■ **Do this**: Without the pictures, set down the records below word for word.

Source records
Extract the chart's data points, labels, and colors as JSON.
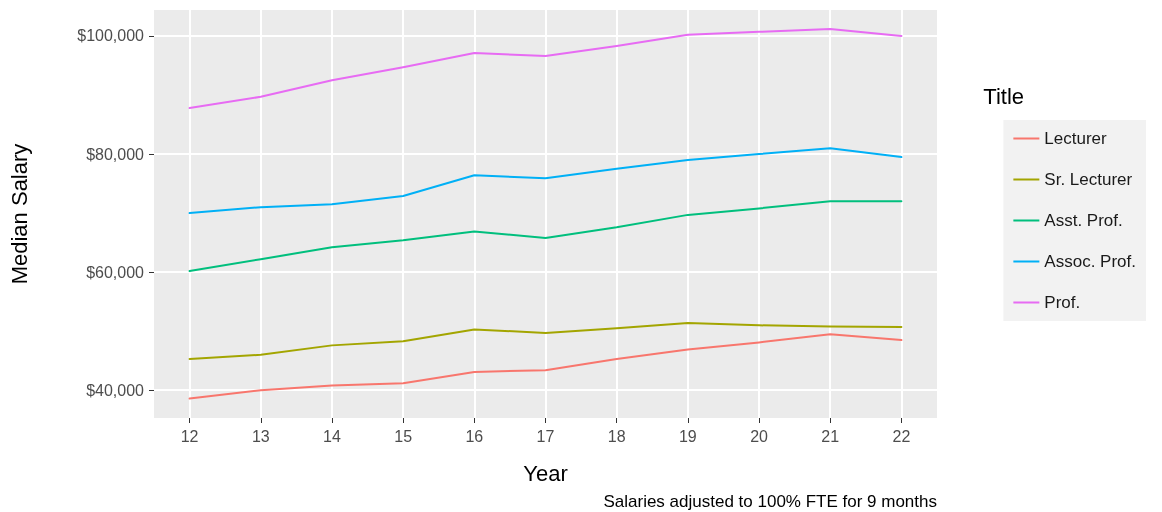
{
  "chart_data": {
    "type": "line",
    "xlabel": "Year",
    "ylabel": "Median Salary",
    "legend_title": "Title",
    "annotations": [
      "Salaries adjusted to 100% FTE for 9 months"
    ],
    "x": [
      12,
      13,
      14,
      15,
      16,
      17,
      18,
      19,
      20,
      21,
      22
    ],
    "xlim": [
      11.5,
      22.5
    ],
    "xticks": [
      12,
      13,
      14,
      15,
      16,
      17,
      18,
      19,
      20,
      21,
      22
    ],
    "ylim": [
      35300,
      104400
    ],
    "yticks": [
      {
        "value": 40000,
        "label": "$40,000"
      },
      {
        "value": 60000,
        "label": "$60,000"
      },
      {
        "value": 80000,
        "label": "$80,000"
      },
      {
        "value": 100000,
        "label": "$100,000"
      }
    ],
    "grid": true,
    "legend": "right",
    "marker": "none",
    "line_style": "solid",
    "series": [
      {
        "name": "Lecturer",
        "color": "#f8766d",
        "values": [
          38600,
          40000,
          40800,
          41200,
          43100,
          43400,
          45300,
          46900,
          48100,
          49500,
          48500
        ]
      },
      {
        "name": "Sr. Lecturer",
        "color": "#a3a500",
        "values": [
          45300,
          46000,
          47600,
          48300,
          50300,
          49700,
          50500,
          51400,
          51000,
          50800,
          50700
        ]
      },
      {
        "name": "Asst. Prof.",
        "color": "#00bf7d",
        "values": [
          60200,
          62200,
          64200,
          65400,
          66900,
          65800,
          67600,
          69700,
          70800,
          72000,
          72000
        ]
      },
      {
        "name": "Assoc. Prof.",
        "color": "#00b0f6",
        "values": [
          70000,
          71000,
          71500,
          72900,
          76400,
          75900,
          77500,
          79000,
          80000,
          81000,
          79500
        ]
      },
      {
        "name": "Prof.",
        "color": "#e76bf3",
        "values": [
          87800,
          89700,
          92500,
          94700,
          97100,
          96600,
          98300,
          100200,
          100700,
          101200,
          100000
        ]
      }
    ]
  }
}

■ **Exercise answer**:
Extract the chart's data points, labels, and colors as JSON.
{
  "chart_data": {
    "type": "line",
    "xlabel": "Year",
    "ylabel": "Median Salary",
    "legend_title": "Title",
    "annotations": [
      "Salaries adjusted to 100% FTE for 9 months"
    ],
    "x": [
      12,
      13,
      14,
      15,
      16,
      17,
      18,
      19,
      20,
      21,
      22
    ],
    "xlim": [
      11.5,
      22.5
    ],
    "xticks": [
      12,
      13,
      14,
      15,
      16,
      17,
      18,
      19,
      20,
      21,
      22
    ],
    "ylim": [
      35300,
      104400
    ],
    "yticks": [
      {
        "value": 40000,
        "label": "$40,000"
      },
      {
        "value": 60000,
        "label": "$60,000"
      },
      {
        "value": 80000,
        "label": "$80,000"
      },
      {
        "value": 100000,
        "label": "$100,000"
      }
    ],
    "grid": true,
    "legend": "right",
    "marker": "none",
    "line_style": "solid",
    "series": [
      {
        "name": "Lecturer",
        "color": "#f8766d",
        "values": [
          38600,
          40000,
          40800,
          41200,
          43100,
          43400,
          45300,
          46900,
          48100,
          49500,
          48500
        ]
      },
      {
        "name": "Sr. Lecturer",
        "color": "#a3a500",
        "values": [
          45300,
          46000,
          47600,
          48300,
          50300,
          49700,
          50500,
          51400,
          51000,
          50800,
          50700
        ]
      },
      {
        "name": "Asst. Prof.",
        "color": "#00bf7d",
        "values": [
          60200,
          62200,
          64200,
          65400,
          66900,
          65800,
          67600,
          69700,
          70800,
          72000,
          72000
        ]
      },
      {
        "name": "Assoc. Prof.",
        "color": "#00b0f6",
        "values": [
          70000,
          71000,
          71500,
          72900,
          76400,
          75900,
          77500,
          79000,
          80000,
          81000,
          79500
        ]
      },
      {
        "name": "Prof.",
        "color": "#e76bf3",
        "values": [
          87800,
          89700,
          92500,
          94700,
          97100,
          96600,
          98300,
          100200,
          100700,
          101200,
          100000
        ]
      }
    ]
  }
}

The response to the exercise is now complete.